Write out every line of these records word for word, in the order they appear.

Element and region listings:
☆ ☆ ☆

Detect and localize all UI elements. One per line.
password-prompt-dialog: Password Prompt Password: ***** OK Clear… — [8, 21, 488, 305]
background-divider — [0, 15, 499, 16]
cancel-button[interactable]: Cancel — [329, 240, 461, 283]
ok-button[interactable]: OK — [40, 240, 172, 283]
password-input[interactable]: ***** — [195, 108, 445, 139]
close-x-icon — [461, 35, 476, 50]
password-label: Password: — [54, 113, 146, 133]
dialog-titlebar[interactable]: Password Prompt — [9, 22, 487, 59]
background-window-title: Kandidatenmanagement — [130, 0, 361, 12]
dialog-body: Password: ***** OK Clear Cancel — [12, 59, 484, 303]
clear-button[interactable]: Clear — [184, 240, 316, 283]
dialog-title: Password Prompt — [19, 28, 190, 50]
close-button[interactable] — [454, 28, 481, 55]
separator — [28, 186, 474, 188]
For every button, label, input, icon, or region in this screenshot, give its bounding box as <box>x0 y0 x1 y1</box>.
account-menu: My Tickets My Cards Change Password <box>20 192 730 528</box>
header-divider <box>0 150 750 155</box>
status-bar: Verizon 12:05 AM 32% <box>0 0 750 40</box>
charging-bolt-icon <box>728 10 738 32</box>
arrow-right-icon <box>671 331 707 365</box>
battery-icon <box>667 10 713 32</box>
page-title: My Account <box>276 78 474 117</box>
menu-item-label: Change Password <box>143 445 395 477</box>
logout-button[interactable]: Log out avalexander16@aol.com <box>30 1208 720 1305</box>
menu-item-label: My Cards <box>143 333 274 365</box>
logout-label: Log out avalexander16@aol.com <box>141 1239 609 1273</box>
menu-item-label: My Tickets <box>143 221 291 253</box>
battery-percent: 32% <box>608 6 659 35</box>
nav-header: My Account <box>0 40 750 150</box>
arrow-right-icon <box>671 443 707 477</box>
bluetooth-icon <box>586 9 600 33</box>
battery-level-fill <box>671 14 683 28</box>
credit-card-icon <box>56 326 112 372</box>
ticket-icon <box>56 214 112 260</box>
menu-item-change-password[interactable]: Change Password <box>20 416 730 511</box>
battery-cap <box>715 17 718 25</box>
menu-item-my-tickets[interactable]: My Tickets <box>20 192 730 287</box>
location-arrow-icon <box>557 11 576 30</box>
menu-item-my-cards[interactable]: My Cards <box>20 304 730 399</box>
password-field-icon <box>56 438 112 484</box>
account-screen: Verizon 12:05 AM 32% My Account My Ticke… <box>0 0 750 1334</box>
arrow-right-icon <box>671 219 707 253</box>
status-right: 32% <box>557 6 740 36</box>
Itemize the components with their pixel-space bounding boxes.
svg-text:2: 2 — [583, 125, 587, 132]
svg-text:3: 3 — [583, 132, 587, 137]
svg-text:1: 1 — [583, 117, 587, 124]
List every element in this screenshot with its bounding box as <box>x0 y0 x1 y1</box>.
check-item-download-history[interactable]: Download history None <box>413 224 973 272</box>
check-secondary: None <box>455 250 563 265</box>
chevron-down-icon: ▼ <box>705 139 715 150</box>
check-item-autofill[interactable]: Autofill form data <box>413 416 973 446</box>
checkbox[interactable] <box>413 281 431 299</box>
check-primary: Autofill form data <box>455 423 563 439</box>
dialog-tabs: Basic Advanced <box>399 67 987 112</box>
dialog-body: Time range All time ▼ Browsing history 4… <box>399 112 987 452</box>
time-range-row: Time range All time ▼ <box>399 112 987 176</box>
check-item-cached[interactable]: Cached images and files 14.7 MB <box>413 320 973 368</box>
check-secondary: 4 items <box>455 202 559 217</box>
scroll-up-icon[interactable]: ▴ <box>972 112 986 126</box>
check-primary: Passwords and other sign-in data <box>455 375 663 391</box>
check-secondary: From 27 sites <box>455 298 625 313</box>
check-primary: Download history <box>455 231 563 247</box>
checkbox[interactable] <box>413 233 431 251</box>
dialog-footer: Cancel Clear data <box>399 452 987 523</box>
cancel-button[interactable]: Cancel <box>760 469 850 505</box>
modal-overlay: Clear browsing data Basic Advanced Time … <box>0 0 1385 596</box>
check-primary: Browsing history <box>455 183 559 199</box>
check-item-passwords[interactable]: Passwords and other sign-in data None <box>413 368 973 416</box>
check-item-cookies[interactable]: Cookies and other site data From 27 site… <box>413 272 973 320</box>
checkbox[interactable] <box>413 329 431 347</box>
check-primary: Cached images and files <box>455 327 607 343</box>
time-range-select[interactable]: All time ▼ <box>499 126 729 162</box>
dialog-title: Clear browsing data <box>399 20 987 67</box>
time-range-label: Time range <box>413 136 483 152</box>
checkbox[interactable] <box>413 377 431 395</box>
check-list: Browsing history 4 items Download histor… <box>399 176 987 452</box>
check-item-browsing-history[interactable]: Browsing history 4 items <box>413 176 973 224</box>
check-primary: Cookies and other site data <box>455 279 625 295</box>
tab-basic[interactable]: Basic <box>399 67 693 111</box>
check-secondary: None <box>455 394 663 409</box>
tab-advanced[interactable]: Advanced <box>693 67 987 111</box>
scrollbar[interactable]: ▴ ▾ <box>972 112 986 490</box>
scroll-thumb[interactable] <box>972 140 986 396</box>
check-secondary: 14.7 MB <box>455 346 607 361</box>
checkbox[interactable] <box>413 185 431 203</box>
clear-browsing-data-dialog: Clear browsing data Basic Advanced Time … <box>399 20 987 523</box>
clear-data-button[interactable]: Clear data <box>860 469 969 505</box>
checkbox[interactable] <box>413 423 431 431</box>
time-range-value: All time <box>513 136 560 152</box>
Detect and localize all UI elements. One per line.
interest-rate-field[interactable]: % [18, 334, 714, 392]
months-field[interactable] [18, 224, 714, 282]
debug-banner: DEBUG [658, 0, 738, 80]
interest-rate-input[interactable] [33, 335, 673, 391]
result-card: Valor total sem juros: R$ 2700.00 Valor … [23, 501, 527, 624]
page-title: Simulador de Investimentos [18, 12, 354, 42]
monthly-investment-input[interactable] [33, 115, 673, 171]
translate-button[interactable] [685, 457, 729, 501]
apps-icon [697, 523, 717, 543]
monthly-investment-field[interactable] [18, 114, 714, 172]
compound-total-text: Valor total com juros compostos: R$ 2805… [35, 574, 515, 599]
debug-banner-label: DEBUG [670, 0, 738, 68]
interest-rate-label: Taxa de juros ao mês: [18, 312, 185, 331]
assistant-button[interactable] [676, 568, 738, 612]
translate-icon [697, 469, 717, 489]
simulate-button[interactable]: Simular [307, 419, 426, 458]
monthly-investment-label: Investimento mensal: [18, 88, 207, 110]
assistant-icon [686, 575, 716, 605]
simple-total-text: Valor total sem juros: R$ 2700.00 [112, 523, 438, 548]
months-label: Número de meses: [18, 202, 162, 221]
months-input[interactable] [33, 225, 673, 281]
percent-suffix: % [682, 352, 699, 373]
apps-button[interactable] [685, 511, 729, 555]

☆ ☆ ☆

→ SOLUTION FOR THIS EXERCISE
Detect and localize all UI elements. One per line.
password-prompt-dialog: Password Prompt Password: ***** OK Clear… — [8, 21, 488, 305]
background-divider — [0, 15, 499, 16]
cancel-button[interactable]: Cancel — [329, 240, 461, 283]
ok-button[interactable]: OK — [40, 240, 172, 283]
password-input[interactable]: ***** — [195, 108, 445, 139]
close-x-icon — [461, 35, 476, 50]
password-label: Password: — [54, 113, 146, 133]
dialog-titlebar[interactable]: Password Prompt — [9, 22, 487, 59]
background-window-title: Kandidatenmanagement — [130, 0, 361, 12]
dialog-body: Password: ***** OK Clear Cancel — [12, 59, 484, 303]
clear-button[interactable]: Clear — [184, 240, 316, 283]
dialog-title: Password Prompt — [19, 28, 190, 50]
close-button[interactable] — [454, 28, 481, 55]
separator — [28, 186, 474, 188]
For every button, label, input, icon, or region in this screenshot, give its bounding box as <box>x0 y0 x1 y1</box>.
account-menu: My Tickets My Cards Change Password <box>20 192 730 528</box>
header-divider <box>0 150 750 155</box>
status-bar: Verizon 12:05 AM 32% <box>0 0 750 40</box>
charging-bolt-icon <box>728 10 738 32</box>
arrow-right-icon <box>671 331 707 365</box>
battery-icon <box>667 10 713 32</box>
page-title: My Account <box>276 78 474 117</box>
menu-item-label: Change Password <box>143 445 395 477</box>
logout-button[interactable]: Log out avalexander16@aol.com <box>30 1208 720 1305</box>
menu-item-label: My Cards <box>143 333 274 365</box>
logout-label: Log out avalexander16@aol.com <box>141 1239 609 1273</box>
menu-item-label: My Tickets <box>143 221 291 253</box>
battery-percent: 32% <box>608 6 659 35</box>
nav-header: My Account <box>0 40 750 150</box>
arrow-right-icon <box>671 443 707 477</box>
bluetooth-icon <box>586 9 600 33</box>
battery-level-fill <box>671 14 683 28</box>
credit-card-icon <box>56 326 112 372</box>
ticket-icon <box>56 214 112 260</box>
menu-item-change-password[interactable]: Change Password <box>20 416 730 511</box>
battery-cap <box>715 17 718 25</box>
menu-item-my-tickets[interactable]: My Tickets <box>20 192 730 287</box>
location-arrow-icon <box>557 11 576 30</box>
menu-item-my-cards[interactable]: My Cards <box>20 304 730 399</box>
password-field-icon <box>56 438 112 484</box>
account-screen: Verizon 12:05 AM 32% My Account My Ticke… <box>0 0 750 1334</box>
arrow-right-icon <box>671 219 707 253</box>
status-right: 32% <box>557 6 740 36</box>
Itemize the components with their pixel-space bounding boxes.
svg-text:2: 2 — [583, 125, 587, 132]
svg-text:3: 3 — [583, 132, 587, 137]
svg-text:1: 1 — [583, 117, 587, 124]
List every element in this screenshot with its bounding box as <box>x0 y0 x1 y1</box>.
check-item-download-history[interactable]: Download history None <box>413 224 973 272</box>
check-secondary: None <box>455 250 563 265</box>
chevron-down-icon: ▼ <box>705 139 715 150</box>
check-item-autofill[interactable]: Autofill form data <box>413 416 973 446</box>
checkbox[interactable] <box>413 281 431 299</box>
check-primary: Autofill form data <box>455 423 563 439</box>
dialog-tabs: Basic Advanced <box>399 67 987 112</box>
dialog-body: Time range All time ▼ Browsing history 4… <box>399 112 987 452</box>
time-range-row: Time range All time ▼ <box>399 112 987 176</box>
check-item-cached[interactable]: Cached images and files 14.7 MB <box>413 320 973 368</box>
check-secondary: 4 items <box>455 202 559 217</box>
scroll-up-icon[interactable]: ▴ <box>972 112 986 126</box>
check-primary: Passwords and other sign-in data <box>455 375 663 391</box>
check-secondary: From 27 sites <box>455 298 625 313</box>
check-primary: Download history <box>455 231 563 247</box>
checkbox[interactable] <box>413 233 431 251</box>
dialog-footer: Cancel Clear data <box>399 452 987 523</box>
cancel-button[interactable]: Cancel <box>760 469 850 505</box>
modal-overlay: Clear browsing data Basic Advanced Time … <box>0 0 1385 596</box>
check-primary: Browsing history <box>455 183 559 199</box>
check-item-passwords[interactable]: Passwords and other sign-in data None <box>413 368 973 416</box>
check-item-cookies[interactable]: Cookies and other site data From 27 site… <box>413 272 973 320</box>
checkbox[interactable] <box>413 329 431 347</box>
check-primary: Cached images and files <box>455 327 607 343</box>
time-range-select[interactable]: All time ▼ <box>499 126 729 162</box>
dialog-title: Clear browsing data <box>399 20 987 67</box>
time-range-label: Time range <box>413 136 483 152</box>
checkbox[interactable] <box>413 377 431 395</box>
check-list: Browsing history 4 items Download histor… <box>399 176 987 452</box>
check-item-browsing-history[interactable]: Browsing history 4 items <box>413 176 973 224</box>
check-primary: Cookies and other site data <box>455 279 625 295</box>
tab-basic[interactable]: Basic <box>399 67 693 111</box>
check-secondary: None <box>455 394 663 409</box>
tab-advanced[interactable]: Advanced <box>693 67 987 111</box>
scrollbar[interactable]: ▴ ▾ <box>972 112 986 490</box>
scroll-thumb[interactable] <box>972 140 986 396</box>
check-secondary: 14.7 MB <box>455 346 607 361</box>
checkbox[interactable] <box>413 185 431 203</box>
clear-browsing-data-dialog: Clear browsing data Basic Advanced Time … <box>399 20 987 523</box>
clear-data-button[interactable]: Clear data <box>860 469 969 505</box>
checkbox[interactable] <box>413 423 431 431</box>
time-range-value: All time <box>513 136 560 152</box>
Detect and localize all UI elements. One per line.
interest-rate-field[interactable]: % [18, 334, 714, 392]
months-field[interactable] [18, 224, 714, 282]
debug-banner: DEBUG [658, 0, 738, 80]
interest-rate-input[interactable] [33, 335, 673, 391]
result-card: Valor total sem juros: R$ 2700.00 Valor … [23, 501, 527, 624]
page-title: Simulador de Investimentos [18, 12, 354, 42]
monthly-investment-input[interactable] [33, 115, 673, 171]
translate-button[interactable] [685, 457, 729, 501]
apps-icon [697, 523, 717, 543]
monthly-investment-field[interactable] [18, 114, 714, 172]
compound-total-text: Valor total com juros compostos: R$ 2805… [35, 574, 515, 599]
debug-banner-label: DEBUG [670, 0, 738, 68]
interest-rate-label: Taxa de juros ao mês: [18, 312, 185, 331]
assistant-button[interactable] [676, 568, 738, 612]
translate-icon [697, 469, 717, 489]
simulate-button[interactable]: Simular [307, 419, 426, 458]
monthly-investment-label: Investimento mensal: [18, 88, 207, 110]
assistant-icon [686, 575, 716, 605]
simple-total-text: Valor total sem juros: R$ 2700.00 [112, 523, 438, 548]
months-label: Número de meses: [18, 202, 162, 221]
months-input[interactable] [33, 225, 673, 281]
percent-suffix: % [682, 352, 699, 373]
apps-button[interactable] [685, 511, 729, 555]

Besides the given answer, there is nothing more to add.